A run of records
--- Start ---

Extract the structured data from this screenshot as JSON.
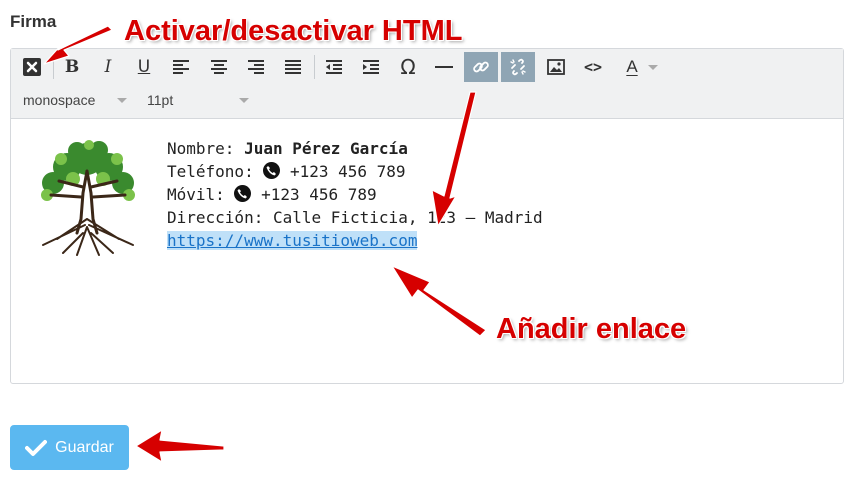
{
  "field": {
    "label": "Firma"
  },
  "toolbar": {
    "font_family": "monospace",
    "font_size": "11pt",
    "bold_glyph": "B",
    "italic_glyph": "I",
    "underline_glyph": "U",
    "omega_glyph": "Ω",
    "code_glyph": "<>",
    "color_glyph": "A"
  },
  "signature": {
    "name_label": "Nombre: ",
    "name_value": "Juan Pérez García",
    "phone_label": "Teléfono: ",
    "phone_value": " +123 456 789",
    "mobile_label": "Móvil: ",
    "mobile_value": " +123 456 789",
    "address": "Dirección: Calle Ficticia, 123 — Madrid",
    "website": "https://www.tusitioweb.com"
  },
  "annotations": {
    "html_toggle": "Activar/desactivar HTML",
    "add_link": "Añadir enlace"
  },
  "save": {
    "label": "Guardar"
  },
  "colors": {
    "annotation": "#d60000",
    "save_button": "#5bb8f0",
    "active_tool": "#8fa5b4",
    "link": "#1a73c8"
  }
}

--- End ---

*EXERCISE DETAILS*
Transcribe all entries above exactly. Drop the pictures.

*FINISHED ANSWER*
Extract the structured data from this screenshot as JSON.
{
  "field": {
    "label": "Firma"
  },
  "toolbar": {
    "font_family": "monospace",
    "font_size": "11pt",
    "bold_glyph": "B",
    "italic_glyph": "I",
    "underline_glyph": "U",
    "omega_glyph": "Ω",
    "code_glyph": "<>",
    "color_glyph": "A"
  },
  "signature": {
    "name_label": "Nombre: ",
    "name_value": "Juan Pérez García",
    "phone_label": "Teléfono: ",
    "phone_value": " +123 456 789",
    "mobile_label": "Móvil: ",
    "mobile_value": " +123 456 789",
    "address": "Dirección: Calle Ficticia, 123 — Madrid",
    "website": "https://www.tusitioweb.com"
  },
  "annotations": {
    "html_toggle": "Activar/desactivar HTML",
    "add_link": "Añadir enlace"
  },
  "save": {
    "label": "Guardar"
  },
  "colors": {
    "annotation": "#d60000",
    "save_button": "#5bb8f0",
    "active_tool": "#8fa5b4",
    "link": "#1a73c8"
  }
}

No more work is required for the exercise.